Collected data
--

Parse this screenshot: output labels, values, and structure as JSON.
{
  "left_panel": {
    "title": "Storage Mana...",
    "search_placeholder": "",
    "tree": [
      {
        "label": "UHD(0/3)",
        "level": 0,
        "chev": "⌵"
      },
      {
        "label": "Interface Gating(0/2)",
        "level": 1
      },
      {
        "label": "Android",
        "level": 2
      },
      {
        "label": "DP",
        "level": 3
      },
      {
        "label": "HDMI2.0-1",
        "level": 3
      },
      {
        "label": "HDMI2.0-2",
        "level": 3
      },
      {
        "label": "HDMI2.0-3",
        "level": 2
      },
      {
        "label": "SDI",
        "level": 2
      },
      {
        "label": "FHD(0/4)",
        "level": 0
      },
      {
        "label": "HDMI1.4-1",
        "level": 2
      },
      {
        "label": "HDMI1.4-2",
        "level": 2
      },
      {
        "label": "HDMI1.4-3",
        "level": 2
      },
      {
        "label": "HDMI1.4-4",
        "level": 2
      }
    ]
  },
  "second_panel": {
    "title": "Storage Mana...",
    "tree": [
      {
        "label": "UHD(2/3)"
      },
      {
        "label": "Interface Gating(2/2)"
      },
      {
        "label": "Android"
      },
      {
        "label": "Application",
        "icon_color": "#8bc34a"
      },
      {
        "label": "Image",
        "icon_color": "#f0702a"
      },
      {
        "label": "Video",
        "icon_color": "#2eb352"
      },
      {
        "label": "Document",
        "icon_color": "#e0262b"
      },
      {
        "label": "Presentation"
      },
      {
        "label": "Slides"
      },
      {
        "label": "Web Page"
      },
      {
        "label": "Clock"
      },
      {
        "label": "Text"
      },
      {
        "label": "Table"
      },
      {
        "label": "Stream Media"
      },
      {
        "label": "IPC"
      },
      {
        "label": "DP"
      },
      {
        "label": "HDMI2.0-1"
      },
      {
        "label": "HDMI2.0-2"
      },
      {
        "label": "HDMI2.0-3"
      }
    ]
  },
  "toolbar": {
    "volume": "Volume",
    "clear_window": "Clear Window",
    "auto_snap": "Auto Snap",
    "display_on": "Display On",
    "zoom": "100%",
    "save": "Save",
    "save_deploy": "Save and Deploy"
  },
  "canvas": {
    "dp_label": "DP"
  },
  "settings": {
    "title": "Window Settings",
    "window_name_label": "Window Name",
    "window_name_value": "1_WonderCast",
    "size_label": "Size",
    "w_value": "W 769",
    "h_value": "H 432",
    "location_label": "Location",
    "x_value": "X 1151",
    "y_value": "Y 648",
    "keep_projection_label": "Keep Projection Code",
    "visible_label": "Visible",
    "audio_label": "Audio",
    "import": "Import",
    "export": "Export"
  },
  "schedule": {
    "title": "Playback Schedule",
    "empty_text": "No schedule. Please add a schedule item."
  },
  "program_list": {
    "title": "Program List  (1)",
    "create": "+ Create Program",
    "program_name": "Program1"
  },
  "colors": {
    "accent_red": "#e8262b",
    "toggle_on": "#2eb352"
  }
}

--

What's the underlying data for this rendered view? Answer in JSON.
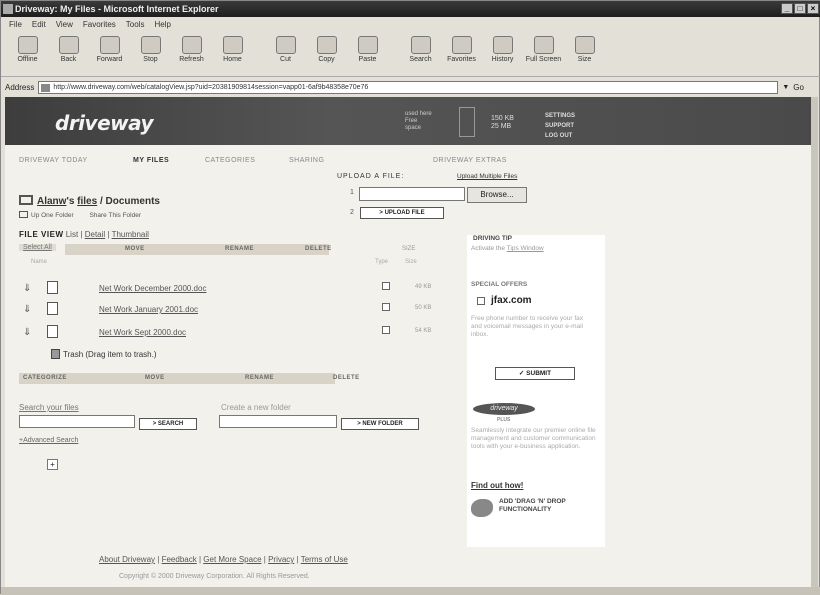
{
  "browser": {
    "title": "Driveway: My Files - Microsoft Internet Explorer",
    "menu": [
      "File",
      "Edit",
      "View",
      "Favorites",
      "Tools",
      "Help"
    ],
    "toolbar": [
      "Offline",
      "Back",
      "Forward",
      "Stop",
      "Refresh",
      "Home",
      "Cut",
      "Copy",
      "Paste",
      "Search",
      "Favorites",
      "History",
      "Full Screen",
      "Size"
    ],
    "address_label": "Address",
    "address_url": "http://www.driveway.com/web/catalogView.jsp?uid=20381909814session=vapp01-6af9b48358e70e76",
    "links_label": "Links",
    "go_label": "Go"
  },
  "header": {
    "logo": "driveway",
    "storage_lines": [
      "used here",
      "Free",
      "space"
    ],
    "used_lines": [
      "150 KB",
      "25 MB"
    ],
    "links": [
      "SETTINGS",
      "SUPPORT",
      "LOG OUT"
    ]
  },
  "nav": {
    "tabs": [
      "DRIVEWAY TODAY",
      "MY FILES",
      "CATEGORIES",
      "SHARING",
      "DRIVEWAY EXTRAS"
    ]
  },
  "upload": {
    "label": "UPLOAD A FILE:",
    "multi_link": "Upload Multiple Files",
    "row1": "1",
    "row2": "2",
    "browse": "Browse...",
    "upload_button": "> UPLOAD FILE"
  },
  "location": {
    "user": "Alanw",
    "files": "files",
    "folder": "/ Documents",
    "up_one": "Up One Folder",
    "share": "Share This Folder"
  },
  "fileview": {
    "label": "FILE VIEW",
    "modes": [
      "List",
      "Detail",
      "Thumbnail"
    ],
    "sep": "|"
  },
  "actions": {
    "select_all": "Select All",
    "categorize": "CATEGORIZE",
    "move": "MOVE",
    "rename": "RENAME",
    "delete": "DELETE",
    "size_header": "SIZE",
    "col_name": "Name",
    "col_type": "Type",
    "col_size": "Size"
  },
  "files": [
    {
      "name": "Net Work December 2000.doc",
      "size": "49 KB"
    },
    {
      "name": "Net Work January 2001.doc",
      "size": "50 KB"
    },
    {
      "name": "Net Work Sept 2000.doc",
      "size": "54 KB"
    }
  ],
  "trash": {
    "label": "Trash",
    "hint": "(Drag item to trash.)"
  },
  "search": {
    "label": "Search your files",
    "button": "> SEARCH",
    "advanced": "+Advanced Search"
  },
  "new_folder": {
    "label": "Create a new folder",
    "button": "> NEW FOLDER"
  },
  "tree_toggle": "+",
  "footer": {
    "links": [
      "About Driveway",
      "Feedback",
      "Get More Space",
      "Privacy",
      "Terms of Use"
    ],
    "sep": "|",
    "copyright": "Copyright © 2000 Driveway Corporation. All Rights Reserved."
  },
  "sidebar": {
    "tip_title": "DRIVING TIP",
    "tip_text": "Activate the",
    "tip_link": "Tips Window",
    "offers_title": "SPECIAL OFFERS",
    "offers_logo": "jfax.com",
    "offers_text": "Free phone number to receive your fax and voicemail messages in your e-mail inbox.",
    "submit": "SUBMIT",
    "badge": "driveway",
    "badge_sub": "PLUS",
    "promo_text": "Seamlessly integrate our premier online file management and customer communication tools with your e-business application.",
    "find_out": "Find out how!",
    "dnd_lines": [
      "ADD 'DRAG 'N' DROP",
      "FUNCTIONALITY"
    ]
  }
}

--

**The exercise:**
How many lines in the entries contain the string "Create"? Answer with the number only.

**Solution for this task:**
2